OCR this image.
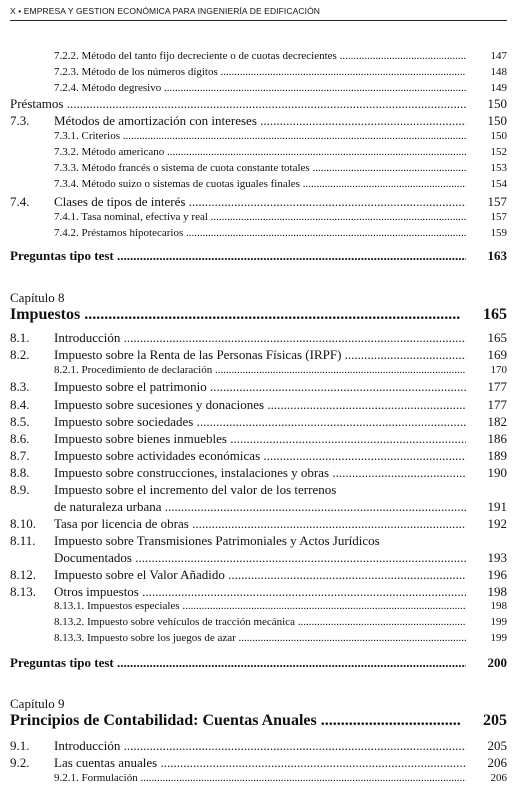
X • EMPRESA Y GESTION ECONÓMICA PARA INGENIERÍA DE EDIFICACIÓN
7.2.2. Método del tanto fijo decreciente o de cuotas decrecientes .....	147
7.2.3. Método de los números dígitos .....	148
7.2.4. Método degresivo .....	149
Préstamos .....	150
7.3. Métodos de amortización con intereses .....	150
7.3.1. Criterios .....	150
7.3.2. Método americano .....	152
7.3.3. Método francés o sistema de cuota constante totales .....	153
7.3.4. Método suizo o sistemas de cuotas iguales finales .....	154
7.4. Clases de tipos de interés .....	157
7.4.1. Tasa nominal, efectiva y real .....	157
7.4.2. Préstamos hipotecarios .....	159
Preguntas tipo test .....	163
Capítulo 8
Impuestos .....	165
8.1. Introducción .....	165
8.2. Impuesto sobre la Renta de las Personas Físicas (IRPF) .....	169
8.2.1. Procedimiento de declaración .....	170
8.3. Impuesto sobre el patrimonio .....	177
8.4. Impuesto sobre sucesiones y donaciones .....	177
8.5. Impuesto sobre sociedades .....	182
8.6. Impuesto sobre bienes inmuebles .....	186
8.7. Impuesto sobre actividades económicas .....	189
8.8. Impuesto sobre construcciones, instalaciones y obras .....	190
8.9. Impuesto sobre el incremento del valor de los terrenos
de naturaleza urbana .....	191
8.10. Tasa por licencia de obras .....	192
8.11. Impuesto sobre Transmisiones Patrimoniales y Actos Jurídicos
Documentados .....	193
8.12. Impuesto sobre el Valor Añadido .....	196
8.13. Otros impuestos .....	198
8.13.1. Impuestos especiales .....	198
8.13.2. Impuesto sobre vehículos de tracción mecánica .....	199
8.13.3. Impuesto sobre los juegos de azar .....	199
Preguntas tipo test .....	200
Capítulo 9
Principios de Contabilidad: Cuentas Anuales .....	205
9.1. Introducción .....	205
9.2. Las cuentas anuales .....	206
9.2.1. Formulación .....	206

**Prompt:**
Except for the pictures, reproduce every line exactly.

**Answer for the task:**
OCR this image.
X • EMPRESA Y GESTION ECONÓMICA PARA INGENIERÍA DE EDIFICACIÓN
7.2.2. Método del tanto fijo decreciente o de cuotas decrecientes .....	147
7.2.3. Método de los números dígitos .....	148
7.2.4. Método degresivo .....	149
Préstamos .....	150
7.3. Métodos de amortización con intereses .....	150
7.3.1. Criterios .....	150
7.3.2. Método americano .....	152
7.3.3. Método francés o sistema de cuota constante totales .....	153
7.3.4. Método suizo o sistemas de cuotas iguales finales .....	154
7.4. Clases de tipos de interés .....	157
7.4.1. Tasa nominal, efectiva y real .....	157
7.4.2. Préstamos hipotecarios .....	159
Preguntas tipo test .....	163
Capítulo 8
Impuestos .....	165
8.1. Introducción .....	165
8.2. Impuesto sobre la Renta de las Personas Físicas (IRPF) .....	169
8.2.1. Procedimiento de declaración .....	170
8.3. Impuesto sobre el patrimonio .....	177
8.4. Impuesto sobre sucesiones y donaciones .....	177
8.5. Impuesto sobre sociedades .....	182
8.6. Impuesto sobre bienes inmuebles .....	186
8.7. Impuesto sobre actividades económicas .....	189
8.8. Impuesto sobre construcciones, instalaciones y obras .....	190
8.9. Impuesto sobre el incremento del valor de los terrenos
de naturaleza urbana .....	191
8.10. Tasa por licencia de obras .....	192
8.11. Impuesto sobre Transmisiones Patrimoniales y Actos Jurídicos
Documentados .....	193
8.12. Impuesto sobre el Valor Añadido .....	196
8.13. Otros impuestos .....	198
8.13.1. Impuestos especiales .....	198
8.13.2. Impuesto sobre vehículos de tracción mecánica .....	199
8.13.3. Impuesto sobre los juegos de azar .....	199
Preguntas tipo test .....	200
Capítulo 9
Principios de Contabilidad: Cuentas Anuales .....	205
9.1. Introducción .....	205
9.2. Las cuentas anuales .....	206
9.2.1. Formulación .....	206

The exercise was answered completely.